*To be done*
From the records below, extract all the text exactly and leave the images behind.

Extracted data entries
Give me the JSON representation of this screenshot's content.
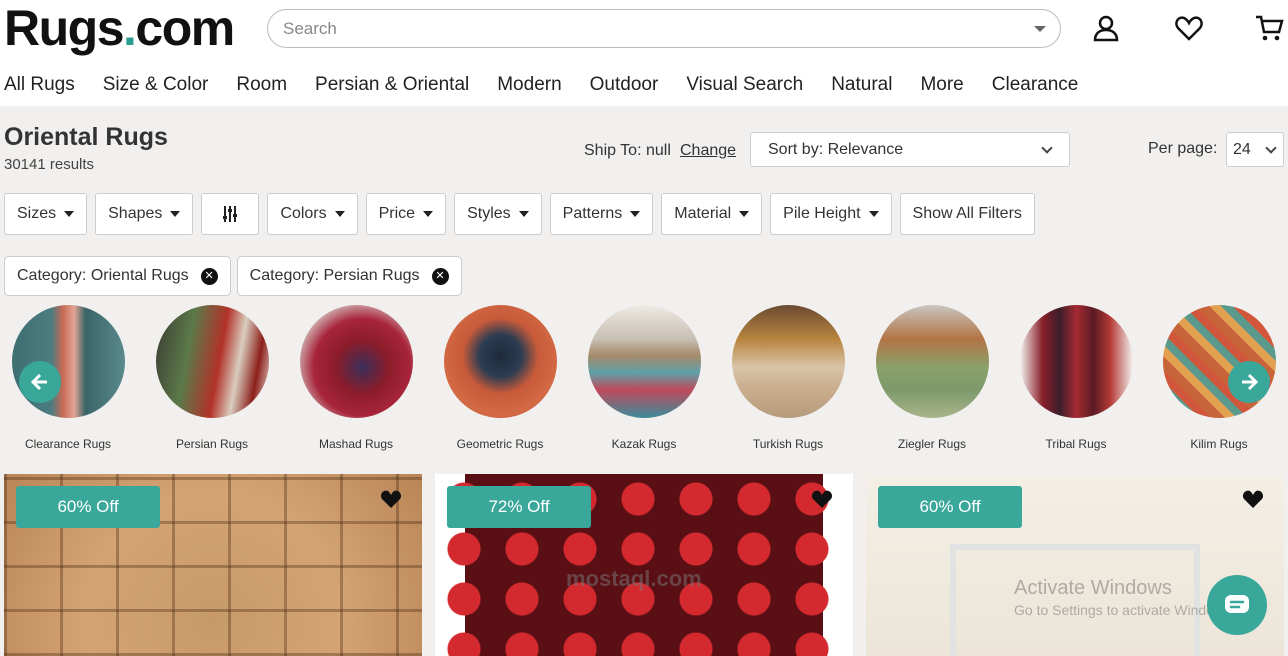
{
  "header": {
    "logo": "Rugs",
    "logo_dot": ".",
    "logo_tld": "com",
    "search_placeholder": "Search",
    "icons": [
      "user-icon",
      "heart-icon",
      "cart-icon"
    ]
  },
  "nav": [
    "All Rugs",
    "Size & Color",
    "Room",
    "Persian & Oriental",
    "Modern",
    "Outdoor",
    "Visual Search",
    "Natural",
    "More",
    "Clearance"
  ],
  "listing": {
    "title": "Oriental Rugs",
    "results": "30141 results",
    "ship_to": "Ship To: null",
    "change": "Change",
    "sort": "Sort by: Relevance",
    "per_page_label": "Per page:",
    "per_page": "24"
  },
  "filters": [
    "Sizes",
    "Shapes",
    "Colors",
    "Price",
    "Styles",
    "Patterns",
    "Material",
    "Pile Height"
  ],
  "show_all_filters": "Show All Filters",
  "chips": [
    "Category: Oriental Rugs",
    "Category: Persian Rugs"
  ],
  "categories": [
    "Clearance Rugs",
    "Persian Rugs",
    "Mashad Rugs",
    "Geometric Rugs",
    "Kazak Rugs",
    "Turkish Rugs",
    "Ziegler Rugs",
    "Tribal Rugs",
    "Kilim Rugs"
  ],
  "products": [
    {
      "badge": "60% Off"
    },
    {
      "badge": "72% Off"
    },
    {
      "badge": "60% Off"
    }
  ],
  "overlay": {
    "activate_title": "Activate Windows",
    "activate_sub": "Go to Settings to activate Windows.",
    "mostaql": "mostaql.com"
  },
  "colors": {
    "accent": "#3aa79b",
    "background": "#f2f0ee"
  }
}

*Written reply*
Give me the JSON representation of this screenshot's content.
{
  "header": {
    "logo": "Rugs",
    "logo_dot": ".",
    "logo_tld": "com",
    "search_placeholder": "Search",
    "icons": [
      "user-icon",
      "heart-icon",
      "cart-icon"
    ]
  },
  "nav": [
    "All Rugs",
    "Size & Color",
    "Room",
    "Persian & Oriental",
    "Modern",
    "Outdoor",
    "Visual Search",
    "Natural",
    "More",
    "Clearance"
  ],
  "listing": {
    "title": "Oriental Rugs",
    "results": "30141 results",
    "ship_to": "Ship To: null",
    "change": "Change",
    "sort": "Sort by: Relevance",
    "per_page_label": "Per page:",
    "per_page": "24"
  },
  "filters": [
    "Sizes",
    "Shapes",
    "Colors",
    "Price",
    "Styles",
    "Patterns",
    "Material",
    "Pile Height"
  ],
  "show_all_filters": "Show All Filters",
  "chips": [
    "Category: Oriental Rugs",
    "Category: Persian Rugs"
  ],
  "categories": [
    "Clearance Rugs",
    "Persian Rugs",
    "Mashad Rugs",
    "Geometric Rugs",
    "Kazak Rugs",
    "Turkish Rugs",
    "Ziegler Rugs",
    "Tribal Rugs",
    "Kilim Rugs"
  ],
  "products": [
    {
      "badge": "60% Off"
    },
    {
      "badge": "72% Off"
    },
    {
      "badge": "60% Off"
    }
  ],
  "overlay": {
    "activate_title": "Activate Windows",
    "activate_sub": "Go to Settings to activate Windows.",
    "mostaql": "mostaql.com"
  },
  "colors": {
    "accent": "#3aa79b",
    "background": "#f2f0ee"
  }
}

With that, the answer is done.